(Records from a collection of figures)
○ ○ ○ ○ ○
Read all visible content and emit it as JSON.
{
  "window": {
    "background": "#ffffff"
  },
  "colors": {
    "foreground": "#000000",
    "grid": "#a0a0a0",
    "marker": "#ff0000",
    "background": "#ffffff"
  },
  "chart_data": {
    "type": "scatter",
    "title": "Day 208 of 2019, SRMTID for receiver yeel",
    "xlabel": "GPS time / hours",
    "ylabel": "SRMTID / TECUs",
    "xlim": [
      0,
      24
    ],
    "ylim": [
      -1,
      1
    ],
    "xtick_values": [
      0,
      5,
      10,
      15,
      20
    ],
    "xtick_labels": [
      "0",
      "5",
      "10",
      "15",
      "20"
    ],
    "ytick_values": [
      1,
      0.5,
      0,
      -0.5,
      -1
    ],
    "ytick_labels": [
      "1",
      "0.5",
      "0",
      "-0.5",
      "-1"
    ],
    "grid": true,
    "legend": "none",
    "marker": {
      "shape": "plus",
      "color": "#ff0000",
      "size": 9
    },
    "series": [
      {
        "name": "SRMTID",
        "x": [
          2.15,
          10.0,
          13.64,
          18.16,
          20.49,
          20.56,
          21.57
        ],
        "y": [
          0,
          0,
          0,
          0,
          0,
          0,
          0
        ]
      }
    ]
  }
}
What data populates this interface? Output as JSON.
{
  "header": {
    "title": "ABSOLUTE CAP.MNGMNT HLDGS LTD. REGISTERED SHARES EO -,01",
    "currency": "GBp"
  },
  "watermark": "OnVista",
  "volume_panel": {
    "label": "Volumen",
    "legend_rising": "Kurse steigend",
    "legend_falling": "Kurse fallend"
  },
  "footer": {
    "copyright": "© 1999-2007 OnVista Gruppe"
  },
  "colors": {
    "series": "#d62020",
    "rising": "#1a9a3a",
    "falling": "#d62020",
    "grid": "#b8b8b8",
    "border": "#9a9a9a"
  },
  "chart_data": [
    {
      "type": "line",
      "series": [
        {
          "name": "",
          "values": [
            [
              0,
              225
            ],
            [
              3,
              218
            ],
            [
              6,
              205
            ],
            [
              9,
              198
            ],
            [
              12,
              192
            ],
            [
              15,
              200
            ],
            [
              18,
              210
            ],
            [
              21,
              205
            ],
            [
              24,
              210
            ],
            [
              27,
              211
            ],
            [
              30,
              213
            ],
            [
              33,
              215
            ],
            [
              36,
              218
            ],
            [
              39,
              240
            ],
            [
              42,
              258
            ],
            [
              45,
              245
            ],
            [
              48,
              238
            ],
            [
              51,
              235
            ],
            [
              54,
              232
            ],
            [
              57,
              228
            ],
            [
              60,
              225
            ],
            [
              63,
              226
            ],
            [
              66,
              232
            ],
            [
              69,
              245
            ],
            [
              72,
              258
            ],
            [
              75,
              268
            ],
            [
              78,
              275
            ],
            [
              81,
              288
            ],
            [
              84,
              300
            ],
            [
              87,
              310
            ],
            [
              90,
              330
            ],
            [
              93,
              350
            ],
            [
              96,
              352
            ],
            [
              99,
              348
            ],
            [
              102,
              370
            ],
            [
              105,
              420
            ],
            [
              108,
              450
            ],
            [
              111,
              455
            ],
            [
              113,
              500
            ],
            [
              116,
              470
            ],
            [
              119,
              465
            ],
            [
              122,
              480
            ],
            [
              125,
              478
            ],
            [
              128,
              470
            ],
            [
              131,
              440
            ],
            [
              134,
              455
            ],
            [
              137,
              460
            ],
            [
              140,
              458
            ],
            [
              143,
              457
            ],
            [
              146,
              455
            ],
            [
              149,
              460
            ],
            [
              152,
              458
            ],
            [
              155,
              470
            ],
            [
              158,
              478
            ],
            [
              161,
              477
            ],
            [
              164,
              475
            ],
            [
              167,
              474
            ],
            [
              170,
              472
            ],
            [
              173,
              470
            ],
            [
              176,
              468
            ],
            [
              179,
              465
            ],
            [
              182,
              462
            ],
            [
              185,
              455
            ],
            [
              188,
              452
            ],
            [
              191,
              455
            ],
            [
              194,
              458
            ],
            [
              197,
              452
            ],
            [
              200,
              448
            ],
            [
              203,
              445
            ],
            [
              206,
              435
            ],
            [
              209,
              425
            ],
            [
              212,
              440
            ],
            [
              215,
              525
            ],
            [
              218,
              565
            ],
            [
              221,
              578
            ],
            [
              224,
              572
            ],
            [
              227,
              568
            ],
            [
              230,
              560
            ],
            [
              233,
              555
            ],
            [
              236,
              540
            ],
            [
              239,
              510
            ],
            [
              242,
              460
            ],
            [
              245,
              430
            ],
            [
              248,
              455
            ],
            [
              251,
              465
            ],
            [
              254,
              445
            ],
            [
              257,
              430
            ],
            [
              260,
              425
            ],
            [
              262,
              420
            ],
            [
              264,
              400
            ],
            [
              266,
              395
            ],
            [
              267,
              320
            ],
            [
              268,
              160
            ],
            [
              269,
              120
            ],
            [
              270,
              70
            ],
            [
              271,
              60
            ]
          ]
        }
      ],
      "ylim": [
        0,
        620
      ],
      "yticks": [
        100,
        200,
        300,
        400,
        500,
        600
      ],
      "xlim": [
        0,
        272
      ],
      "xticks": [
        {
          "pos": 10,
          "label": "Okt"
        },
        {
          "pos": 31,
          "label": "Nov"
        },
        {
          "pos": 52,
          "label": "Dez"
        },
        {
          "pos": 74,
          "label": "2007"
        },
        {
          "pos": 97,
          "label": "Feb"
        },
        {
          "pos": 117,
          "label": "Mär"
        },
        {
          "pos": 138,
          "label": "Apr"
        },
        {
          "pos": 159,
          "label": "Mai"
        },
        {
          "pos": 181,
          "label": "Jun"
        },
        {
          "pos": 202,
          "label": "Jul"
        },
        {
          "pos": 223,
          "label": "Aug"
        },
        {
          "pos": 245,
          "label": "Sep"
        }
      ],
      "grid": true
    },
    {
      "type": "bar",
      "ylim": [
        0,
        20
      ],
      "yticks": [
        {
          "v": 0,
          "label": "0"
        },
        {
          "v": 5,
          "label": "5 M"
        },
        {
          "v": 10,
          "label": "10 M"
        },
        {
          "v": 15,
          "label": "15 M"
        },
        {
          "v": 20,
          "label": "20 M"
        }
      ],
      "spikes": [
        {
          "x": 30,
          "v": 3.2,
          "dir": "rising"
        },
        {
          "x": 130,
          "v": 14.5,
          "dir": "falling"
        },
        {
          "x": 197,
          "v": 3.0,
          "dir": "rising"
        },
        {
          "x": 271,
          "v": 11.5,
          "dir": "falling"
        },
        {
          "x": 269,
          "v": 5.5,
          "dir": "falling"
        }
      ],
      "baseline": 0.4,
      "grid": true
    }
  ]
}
○ ○ ○ ○ ○
> **Exercise requirements**: Give only the count of lines in the data that include the string "OnVista".

> **Solution for this exercise**: 2